## RECORDS FOR THIS EXERCISE
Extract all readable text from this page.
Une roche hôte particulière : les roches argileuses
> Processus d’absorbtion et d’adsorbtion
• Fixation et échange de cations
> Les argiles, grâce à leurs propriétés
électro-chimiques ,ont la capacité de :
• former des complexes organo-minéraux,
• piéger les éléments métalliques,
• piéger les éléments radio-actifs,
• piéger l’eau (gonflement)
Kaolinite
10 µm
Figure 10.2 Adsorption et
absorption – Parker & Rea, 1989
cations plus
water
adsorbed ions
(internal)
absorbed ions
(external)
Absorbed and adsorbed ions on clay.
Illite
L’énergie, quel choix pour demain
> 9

## INSTRUCTIONS TO FOLLOW
Copy out each record from above, exactly.

## REPLY TO THE EXERCISE
Extract all readable text from this page.
Une roche hôte particulière : les roches argileuses
> Processus d’absorbtion et d’adsorbtion
• Fixation et échange de cations
> Les argiles, grâce à leurs propriétés
électro-chimiques ,ont la capacité de :
• former des complexes organo-minéraux,
• piéger les éléments métalliques,
• piéger les éléments radio-actifs,
• piéger l’eau (gonflement)
Kaolinite
10 µm
Figure 10.2 Adsorption et
absorption – Parker & Rea, 1989
cations plus
water
adsorbed ions
(internal)
absorbed ions
(external)
Absorbed and adsorbed ions on clay.
Illite
L’énergie, quel choix pour demain
> 9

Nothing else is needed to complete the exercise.